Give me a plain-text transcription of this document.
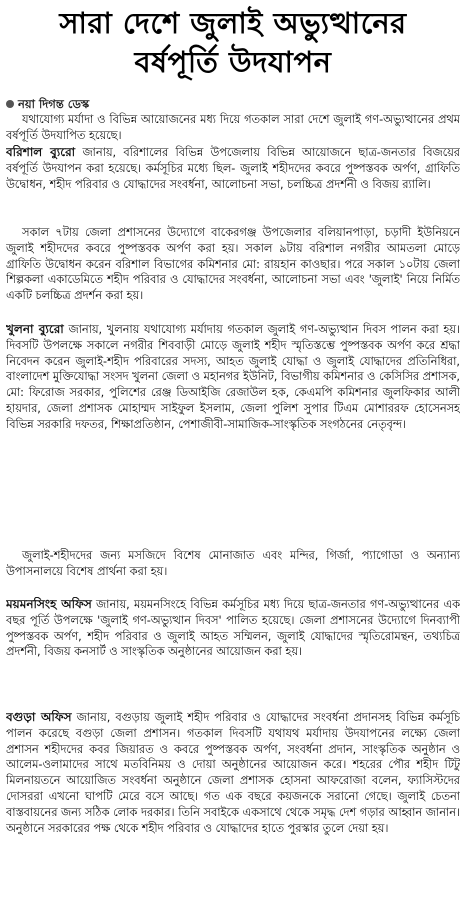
সারা দেশে জুলাই অভ্যুত্থানের
বর্ষপূর্তি উদযাপন
নয়া দিগন্ত ডেস্ক

যথাযোগ্য মর্যাদা ও বিভিন্ন আয়োজনের মধ্য দিয়ে গতকাল সারা দেশে জুলাই গণ-অভ্যুত্থানের প্রথম বর্ষপূর্তি উদযাপিত হয়েছে।

বরিশাল ব্যুরো জানায়, বরিশালের বিভিন্ন উপজেলায় বিভিন্ন আয়োজনে ছাত্র-জনতার বিজয়ের বর্ষপূর্তি উদযাপন করা হয়েছে। কর্মসূচির মধ্যে ছিল- জুলাই শহীদদের কবরে পুষ্পস্তবক অর্পণ, গ্রাফিতি উদ্বোধন, শহীদ পরিবার ও যোদ্ধাদের সংবর্ধনা, আলোচনা সভা, চলচ্চিত্র প্রদর্শনী ও বিজয় র‌্যালি।

সকাল ৭টায় জেলা প্রশাসনের উদ্যোগে বাকেরগঞ্জ উপজেলার বলিয়ানপাড়া, চড়াদী ইউনিয়নে জুলাই শহীদদের কবরে পুষ্পস্তবক অর্পণ করা হয়। সকাল ৯টায় বরিশাল নগরীর আমতলা মোড়ে গ্রাফিতি উদ্বোধন করেন বরিশাল বিভাগের কমিশনার মো: রায়হান কাওছার। পরে সকাল ১০টায় জেলা শিল্পকলা একাডেমিতে শহীদ পরিবার ও যোদ্ধাদের সংবর্ধনা, আলোচনা সভা এবং 'জুলাই' নিয়ে নির্মিত একটি চলচ্চিত্র প্রদর্শন করা হয়।

খুলনা ব্যুরো জানায়, খুলনায় যথাযোগ্য মর্যাদায় গতকাল জুলাই গণ-অভ্যুত্থান দিবস পালন করা হয়। দিবসটি উপলক্ষে সকালে নগরীর শিববাড়ী মোড়ে জুলাই শহীদ স্মৃতিস্তম্ভে পুষ্পস্তবক অর্পণ করে শ্রদ্ধা নিবেদন করেন জুলাই-শহীদ পরিবারের সদস্য, আহত জুলাই যোদ্ধা ও জুলাই যোদ্ধাদের প্রতিনিধিরা, বাংলাদেশ মুক্তিযোদ্ধা সংসদ খুলনা জেলা ও মহানগর ইউনিট, বিভাগীয় কমিশনার ও কেসিসির প্রশাসক, মো: ফিরোজ সরকার, পুলিশের রেঞ্জ ডিআইজি রেজাউল হক, কেএমপি কমিশনার জুলফিকার আলী হায়দার, জেলা প্রশাসক মোহাম্মদ সাইফুল ইসলাম, জেলা পুলিশ সুপার টিএম মোশাররফ হোসেনসহ বিভিন্ন সরকারি দফতর, শিক্ষাপ্রতিষ্ঠান, পেশাজীবী-সামাজিক-সাংস্কৃতিক সংগঠনের নেতৃবৃন্দ।

জুলাই-শহীদদের জন্য মসজিদে বিশেষ মোনাজাত এবং মন্দির, গির্জা, প্যাগোডা ও অন্যান্য উপাসনালয়ে বিশেষ প্রার্থনা করা হয়।

ময়মনসিংহ অফিস জানায়, ময়মনসিংহে বিভিন্ন কর্মসূচির মধ্য দিয়ে ছাত্র-জনতার গণ-অভ্যুত্থানের এক বছর পূর্তি উপলক্ষে 'জুলাই গণ-অভ্যুত্থান দিবস' পালিত হয়েছে। জেলা প্রশাসনের উদ্যোগে দিনব্যাপী পুষ্পস্তবক অর্পণ, শহীদ পরিবার ও জুলাই আহত সম্মিলন, জুলাই যোদ্ধাদের স্মৃতিরোমন্থন, তথ্যচিত্র প্রদর্শনী, বিজয় কনসার্ট ও সাংস্কৃতিক অনুষ্ঠানের আয়োজন করা হয়।

বগুড়া অফিস জানায়, বগুড়ায় জুলাই শহীদ পরিবার ও যোদ্ধাদের সংবর্ধনা প্রদানসহ বিভিন্ন কর্মসূচি পালন করেছে বগুড়া জেলা প্রশাসন। গতকাল দিবসটি যথাযথ মর্যাদায় উদযাপনের লক্ষ্যে জেলা প্রশাসন শহীদদের কবর জিয়ারত ও কবরে পুষ্পস্তবক অর্পণ, সংবর্ধনা প্রদান, সাংস্কৃতিক অনুষ্ঠান ও আলেম-ওলামাদের সাথে মতবিনিময় ও দোয়া অনুষ্ঠানের আয়োজন করে। শহরের পৌর শহীদ টিটু মিলনায়তনে আয়োজিত সংবর্ধনা অনুষ্ঠানে জেলা প্রশাসক হোসনা আফরোজা বলেন, ফ্যাসিস্টদের দোসররা এখনো ঘাপটি মেরে বসে আছে। গত এক বছরে কয়জনকে সরানো গেছে। জুলাই চেতনা বাস্তবায়নের জন্য সঠিক লোক দরকার। তিনি সবাইকে একসাথে থেকে সমৃদ্ধ দেশ গড়ার আহ্বান জানান। অনুষ্ঠানে সরকারের পক্ষ থেকে শহীদ পরিবার ও যোদ্ধাদের হাতে পুরস্কার তুলে দেয়া হয়।
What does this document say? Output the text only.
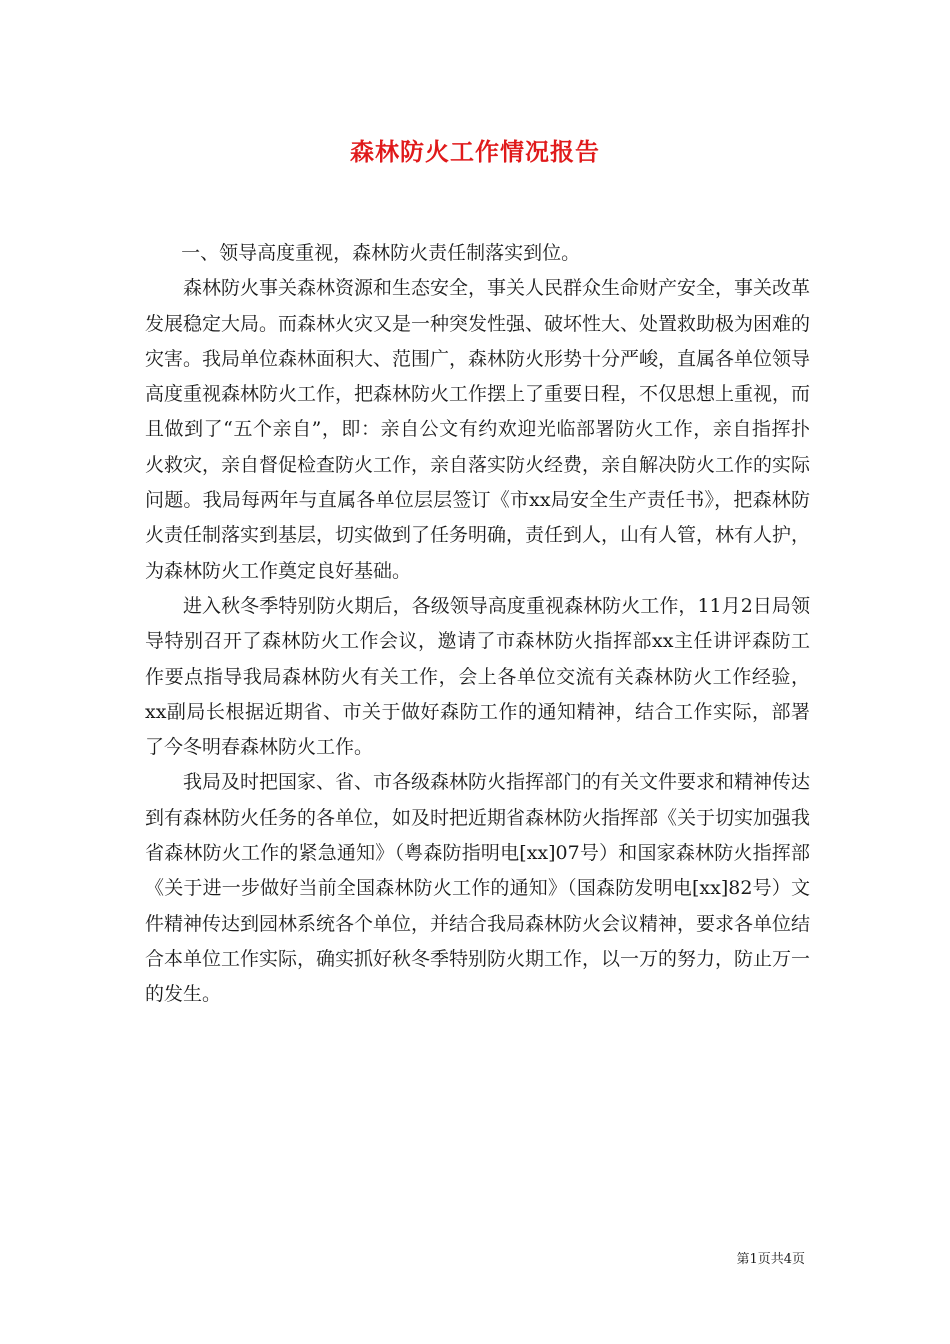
森林防火工作情况报告

一、领导高度重视，森林防火责任制落实到位。

森林防火事关森林资源和生态安全，事关人民群众生命财产安全，事关改革发展稳定大局。而森林火灾又是一种突发性强、破坏性大、处置救助极为困难的灾害。我局单位森林面积大、范围广，森林防火形势十分严峻，直属各单位领导高度重视森林防火工作，把森林防火工作摆上了重要日程，不仅思想上重视，而且做到了“五个亲自”，即：亲自公文有约欢迎光临部署防火工作，亲自指挥扑火救灾，亲自督促检查防火工作，亲自落实防火经费，亲自解决防火工作的实际问题。我局每两年与直属各单位层层签订《市xx局安全生产责任书》，把森林防火责任制落实到基层，切实做到了任务明确，责任到人，山有人管，林有人护，为森林防火工作奠定良好基础。

进入秋冬季特别防火期后，各级领导高度重视森林防火工作，11月2日局领导特别召开了森林防火工作会议，邀请了市森林防火指挥部xx主任讲评森防工作要点指导我局森林防火有关工作，会上各单位交流有关森林防火工作经验，xx副局长根据近期省、市关于做好森防工作的通知精神，结合工作实际，部署了今冬明春森林防火工作。

我局及时把国家、省、市各级森林防火指挥部门的有关文件要求和精神传达到有森林防火任务的各单位，如及时把近期省森林防火指挥部《关于切实加强我省森林防火工作的紧急通知》（粤森防指明电[xx]07号）和国家森林防火指挥部《关于进一步做好当前全国森林防火工作的通知》（国森防发明电[xx]82号）文件精神传达到园林系统各个单位，并结合我局森林防火会议精神，要求各单位结合本单位工作实际，确实抓好秋冬季特别防火期工作，以一万的努力，防止万一的发生。

第1页共4页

□ □ □ □

What you need to do
Write out every line above exactly as it is, leaving out the pictures.

Reply to the exercise
Give me a plain-text transcription of this document.
সারা দেশে জুলাই অভ্যুত্থানের
বর্ষপূর্তি উদযাপন
নয়া দিগন্ত ডেস্ক

যথাযোগ্য মর্যাদা ও বিভিন্ন আয়োজনের মধ্য দিয়ে গতকাল সারা দেশে জুলাই গণ-অভ্যুত্থানের প্রথম বর্ষপূর্তি উদযাপিত হয়েছে।

বরিশাল ব্যুরো জানায়, বরিশালের বিভিন্ন উপজেলায় বিভিন্ন আয়োজনে ছাত্র-জনতার বিজয়ের বর্ষপূর্তি উদযাপন করা হয়েছে। কর্মসূচির মধ্যে ছিল- জুলাই শহীদদের কবরে পুষ্পস্তবক অর্পণ, গ্রাফিতি উদ্বোধন, শহীদ পরিবার ও যোদ্ধাদের সংবর্ধনা, আলোচনা সভা, চলচ্চিত্র প্রদর্শনী ও বিজয় র‌্যালি।

সকাল ৭টায় জেলা প্রশাসনের উদ্যোগে বাকেরগঞ্জ উপজেলার বলিয়ানপাড়া, চড়াদী ইউনিয়নে জুলাই শহীদদের কবরে পুষ্পস্তবক অর্পণ করা হয়। সকাল ৯টায় বরিশাল নগরীর আমতলা মোড়ে গ্রাফিতি উদ্বোধন করেন বরিশাল বিভাগের কমিশনার মো: রায়হান কাওছার। পরে সকাল ১০টায় জেলা শিল্পকলা একাডেমিতে শহীদ পরিবার ও যোদ্ধাদের সংবর্ধনা, আলোচনা সভা এবং 'জুলাই' নিয়ে নির্মিত একটি চলচ্চিত্র প্রদর্শন করা হয়।

খুলনা ব্যুরো জানায়, খুলনায় যথাযোগ্য মর্যাদায় গতকাল জুলাই গণ-অভ্যুত্থান দিবস পালন করা হয়। দিবসটি উপলক্ষে সকালে নগরীর শিববাড়ী মোড়ে জুলাই শহীদ স্মৃতিস্তম্ভে পুষ্পস্তবক অর্পণ করে শ্রদ্ধা নিবেদন করেন জুলাই-শহীদ পরিবারের সদস্য, আহত জুলাই যোদ্ধা ও জুলাই যোদ্ধাদের প্রতিনিধিরা, বাংলাদেশ মুক্তিযোদ্ধা সংসদ খুলনা জেলা ও মহানগর ইউনিট, বিভাগীয় কমিশনার ও কেসিসির প্রশাসক, মো: ফিরোজ সরকার, পুলিশের রেঞ্জ ডিআইজি রেজাউল হক, কেএমপি কমিশনার জুলফিকার আলী হায়দার, জেলা প্রশাসক মোহাম্মদ সাইফুল ইসলাম, জেলা পুলিশ সুপার টিএম মোশাররফ হোসেনসহ বিভিন্ন সরকারি দফতর, শিক্ষাপ্রতিষ্ঠান, পেশাজীবী-সামাজিক-সাংস্কৃতিক সংগঠনের নেতৃবৃন্দ।

জুলাই-শহীদদের জন্য মসজিদে বিশেষ মোনাজাত এবং মন্দির, গির্জা, প্যাগোডা ও অন্যান্য উপাসনালয়ে বিশেষ প্রার্থনা করা হয়।

ময়মনসিংহ অফিস জানায়, ময়মনসিংহে বিভিন্ন কর্মসূচির মধ্য দিয়ে ছাত্র-জনতার গণ-অভ্যুত্থানের এক বছর পূর্তি উপলক্ষে 'জুলাই গণ-অভ্যুত্থান দিবস' পালিত হয়েছে। জেলা প্রশাসনের উদ্যোগে দিনব্যাপী পুষ্পস্তবক অর্পণ, শহীদ পরিবার ও জুলাই আহত সম্মিলন, জুলাই যোদ্ধাদের স্মৃতিরোমন্থন, তথ্যচিত্র প্রদর্শনী, বিজয় কনসার্ট ও সাংস্কৃতিক অনুষ্ঠানের আয়োজন করা হয়।

বগুড়া অফিস জানায়, বগুড়ায় জুলাই শহীদ পরিবার ও যোদ্ধাদের সংবর্ধনা প্রদানসহ বিভিন্ন কর্মসূচি পালন করেছে বগুড়া জেলা প্রশাসন। গতকাল দিবসটি যথাযথ মর্যাদায় উদযাপনের লক্ষ্যে জেলা প্রশাসন শহীদদের কবর জিয়ারত ও কবরে পুষ্পস্তবক অর্পণ, সংবর্ধনা প্রদান, সাংস্কৃতিক অনুষ্ঠান ও আলেম-ওলামাদের সাথে মতবিনিময় ও দোয়া অনুষ্ঠানের আয়োজন করে। শহরের পৌর শহীদ টিটু মিলনায়তনে আয়োজিত সংবর্ধনা অনুষ্ঠানে জেলা প্রশাসক হোসনা আফরোজা বলেন, ফ্যাসিস্টদের দোসররা এখনো ঘাপটি মেরে বসে আছে। গত এক বছরে কয়জনকে সরানো গেছে। জুলাই চেতনা বাস্তবায়নের জন্য সঠিক লোক দরকার। তিনি সবাইকে একসাথে থেকে সমৃদ্ধ দেশ গড়ার আহ্বান জানান। অনুষ্ঠানে সরকারের পক্ষ থেকে শহীদ পরিবার ও যোদ্ধাদের হাতে পুরস্কার তুলে দেয়া হয়।
What does this document say? Output the text only.
森林防火工作情况报告

一、领导高度重视，森林防火责任制落实到位。

森林防火事关森林资源和生态安全，事关人民群众生命财产安全，事关改革发展稳定大局。而森林火灾又是一种突发性强、破坏性大、处置救助极为困难的灾害。我局单位森林面积大、范围广，森林防火形势十分严峻，直属各单位领导高度重视森林防火工作，把森林防火工作摆上了重要日程，不仅思想上重视，而且做到了“五个亲自”，即：亲自公文有约欢迎光临部署防火工作，亲自指挥扑火救灾，亲自督促检查防火工作，亲自落实防火经费，亲自解决防火工作的实际问题。我局每两年与直属各单位层层签订《市xx局安全生产责任书》，把森林防火责任制落实到基层，切实做到了任务明确，责任到人，山有人管，林有人护，为森林防火工作奠定良好基础。

进入秋冬季特别防火期后，各级领导高度重视森林防火工作，11月2日局领导特别召开了森林防火工作会议，邀请了市森林防火指挥部xx主任讲评森防工作要点指导我局森林防火有关工作，会上各单位交流有关森林防火工作经验，xx副局长根据近期省、市关于做好森防工作的通知精神，结合工作实际，部署了今冬明春森林防火工作。

我局及时把国家、省、市各级森林防火指挥部门的有关文件要求和精神传达到有森林防火任务的各单位，如及时把近期省森林防火指挥部《关于切实加强我省森林防火工作的紧急通知》（粤森防指明电[xx]07号）和国家森林防火指挥部《关于进一步做好当前全国森林防火工作的通知》（国森防发明电[xx]82号）文件精神传达到园林系统各个单位，并结合我局森林防火会议精神，要求各单位结合本单位工作实际，确实抓好秋冬季特别防火期工作，以一万的努力，防止万一的发生。

第1页共4页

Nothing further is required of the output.